> [DATA FOR THIS EXERCISE]:
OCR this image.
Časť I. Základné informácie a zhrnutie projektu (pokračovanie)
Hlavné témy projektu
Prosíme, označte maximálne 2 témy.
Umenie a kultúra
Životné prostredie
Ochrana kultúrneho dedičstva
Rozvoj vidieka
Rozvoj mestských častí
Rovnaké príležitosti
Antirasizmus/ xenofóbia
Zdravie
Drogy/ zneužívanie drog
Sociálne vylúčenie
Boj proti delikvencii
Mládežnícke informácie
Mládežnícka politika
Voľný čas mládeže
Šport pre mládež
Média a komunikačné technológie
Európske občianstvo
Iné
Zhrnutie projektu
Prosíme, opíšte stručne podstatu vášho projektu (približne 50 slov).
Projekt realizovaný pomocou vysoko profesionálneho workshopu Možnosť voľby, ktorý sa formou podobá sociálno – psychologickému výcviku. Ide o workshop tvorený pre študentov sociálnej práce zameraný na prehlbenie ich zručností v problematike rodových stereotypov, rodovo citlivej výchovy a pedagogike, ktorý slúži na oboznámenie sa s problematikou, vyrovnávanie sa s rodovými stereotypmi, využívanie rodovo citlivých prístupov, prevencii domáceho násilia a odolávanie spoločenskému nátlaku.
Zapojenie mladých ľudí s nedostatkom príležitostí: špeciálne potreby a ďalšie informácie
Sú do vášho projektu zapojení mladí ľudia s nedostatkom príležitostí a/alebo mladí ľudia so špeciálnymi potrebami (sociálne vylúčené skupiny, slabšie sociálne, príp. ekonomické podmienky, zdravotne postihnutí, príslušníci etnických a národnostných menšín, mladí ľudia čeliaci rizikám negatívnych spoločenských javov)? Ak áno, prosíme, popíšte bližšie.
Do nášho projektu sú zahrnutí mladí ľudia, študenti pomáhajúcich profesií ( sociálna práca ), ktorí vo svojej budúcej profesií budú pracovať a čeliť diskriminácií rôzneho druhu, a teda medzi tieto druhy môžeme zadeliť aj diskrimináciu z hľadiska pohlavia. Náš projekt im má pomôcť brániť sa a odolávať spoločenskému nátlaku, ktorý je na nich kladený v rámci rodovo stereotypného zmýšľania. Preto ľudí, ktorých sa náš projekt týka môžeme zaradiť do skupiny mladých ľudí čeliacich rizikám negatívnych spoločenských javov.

> [EXERCISE]:
All entries shown above should be printed again exactly.

> [RESULT FOR THIS EXERCISE]:
OCR this image.
Časť I. Základné informácie a zhrnutie projektu (pokračovanie)
Hlavné témy projektu
Prosíme, označte maximálne 2 témy.
Umenie a kultúra
Životné prostredie
Ochrana kultúrneho dedičstva
Rozvoj vidieka
Rozvoj mestských častí
Rovnaké príležitosti
Antirasizmus/ xenofóbia
Zdravie
Drogy/ zneužívanie drog
Sociálne vylúčenie
Boj proti delikvencii
Mládežnícke informácie
Mládežnícka politika
Voľný čas mládeže
Šport pre mládež
Média a komunikačné technológie
Európske občianstvo
Iné
Zhrnutie projektu
Prosíme, opíšte stručne podstatu vášho projektu (približne 50 slov).
Projekt realizovaný pomocou vysoko profesionálneho workshopu Možnosť voľby, ktorý sa formou podobá sociálno – psychologickému výcviku. Ide o workshop tvorený pre študentov sociálnej práce zameraný na prehlbenie ich zručností v problematike rodových stereotypov, rodovo citlivej výchovy a pedagogike, ktorý slúži na oboznámenie sa s problematikou, vyrovnávanie sa s rodovými stereotypmi, využívanie rodovo citlivých prístupov, prevencii domáceho násilia a odolávanie spoločenskému nátlaku.
Zapojenie mladých ľudí s nedostatkom príležitostí: špeciálne potreby a ďalšie informácie
Sú do vášho projektu zapojení mladí ľudia s nedostatkom príležitostí a/alebo mladí ľudia so špeciálnymi potrebami (sociálne vylúčené skupiny, slabšie sociálne, príp. ekonomické podmienky, zdravotne postihnutí, príslušníci etnických a národnostných menšín, mladí ľudia čeliaci rizikám negatívnych spoločenských javov)? Ak áno, prosíme, popíšte bližšie.
Do nášho projektu sú zahrnutí mladí ľudia, študenti pomáhajúcich profesií ( sociálna práca ), ktorí vo svojej budúcej profesií budú pracovať a čeliť diskriminácií rôzneho druhu, a teda medzi tieto druhy môžeme zadeliť aj diskrimináciu z hľadiska pohlavia. Náš projekt im má pomôcť brániť sa a odolávať spoločenskému nátlaku, ktorý je na nich kladený v rámci rodovo stereotypného zmýšľania. Preto ľudí, ktorých sa náš projekt týka môžeme zaradiť do skupiny mladých ľudí čeliacich rizikám negatívnych spoločenských javov.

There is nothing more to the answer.